Figure contents as structured data:

################

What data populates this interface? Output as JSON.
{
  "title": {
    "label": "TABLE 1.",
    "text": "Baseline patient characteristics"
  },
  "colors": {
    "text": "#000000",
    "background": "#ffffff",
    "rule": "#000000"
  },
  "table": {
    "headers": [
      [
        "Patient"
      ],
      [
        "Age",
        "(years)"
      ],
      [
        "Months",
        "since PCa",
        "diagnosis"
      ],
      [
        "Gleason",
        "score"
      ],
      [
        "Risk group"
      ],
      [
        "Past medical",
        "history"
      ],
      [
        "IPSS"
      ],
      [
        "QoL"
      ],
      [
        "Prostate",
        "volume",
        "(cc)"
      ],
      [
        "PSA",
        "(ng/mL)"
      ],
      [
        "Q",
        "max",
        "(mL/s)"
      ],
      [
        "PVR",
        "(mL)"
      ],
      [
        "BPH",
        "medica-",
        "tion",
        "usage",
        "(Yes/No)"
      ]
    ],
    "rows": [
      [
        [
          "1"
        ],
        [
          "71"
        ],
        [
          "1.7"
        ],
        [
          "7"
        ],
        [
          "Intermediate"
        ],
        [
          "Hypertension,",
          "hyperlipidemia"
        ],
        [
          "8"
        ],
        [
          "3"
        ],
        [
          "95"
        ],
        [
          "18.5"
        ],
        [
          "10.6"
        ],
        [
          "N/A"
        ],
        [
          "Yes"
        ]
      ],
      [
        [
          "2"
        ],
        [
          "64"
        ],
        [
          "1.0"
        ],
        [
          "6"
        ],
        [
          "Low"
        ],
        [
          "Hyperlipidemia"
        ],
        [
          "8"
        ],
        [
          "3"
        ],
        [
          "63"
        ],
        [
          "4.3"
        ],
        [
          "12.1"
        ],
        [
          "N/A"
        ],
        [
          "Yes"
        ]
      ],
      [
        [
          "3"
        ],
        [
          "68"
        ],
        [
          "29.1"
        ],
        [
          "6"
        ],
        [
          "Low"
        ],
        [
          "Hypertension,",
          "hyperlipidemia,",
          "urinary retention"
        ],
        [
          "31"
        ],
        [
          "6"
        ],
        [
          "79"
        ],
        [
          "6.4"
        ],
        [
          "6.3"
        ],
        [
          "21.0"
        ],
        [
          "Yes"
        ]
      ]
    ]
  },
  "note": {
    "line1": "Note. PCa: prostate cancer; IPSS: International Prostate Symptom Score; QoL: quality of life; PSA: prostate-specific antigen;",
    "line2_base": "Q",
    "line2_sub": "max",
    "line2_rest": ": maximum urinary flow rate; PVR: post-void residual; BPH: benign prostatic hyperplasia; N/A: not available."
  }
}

################

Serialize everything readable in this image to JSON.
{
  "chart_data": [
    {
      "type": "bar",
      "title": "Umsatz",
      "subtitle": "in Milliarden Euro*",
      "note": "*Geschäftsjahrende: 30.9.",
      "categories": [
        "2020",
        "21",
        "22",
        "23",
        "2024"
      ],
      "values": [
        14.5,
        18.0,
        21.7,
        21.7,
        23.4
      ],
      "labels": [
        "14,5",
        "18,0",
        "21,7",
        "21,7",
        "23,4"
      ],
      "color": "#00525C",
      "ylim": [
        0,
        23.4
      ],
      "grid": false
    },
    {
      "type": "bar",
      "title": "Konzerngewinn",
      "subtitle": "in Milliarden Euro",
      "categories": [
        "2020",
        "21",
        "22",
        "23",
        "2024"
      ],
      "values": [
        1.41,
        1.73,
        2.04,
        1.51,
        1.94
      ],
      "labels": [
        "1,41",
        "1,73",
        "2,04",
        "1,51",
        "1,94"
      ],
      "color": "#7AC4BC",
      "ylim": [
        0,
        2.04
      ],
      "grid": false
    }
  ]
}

################

Task directions: Count how many lines in the data above hold the string "subtitle", and give the number with no other words.

Exercise result: 2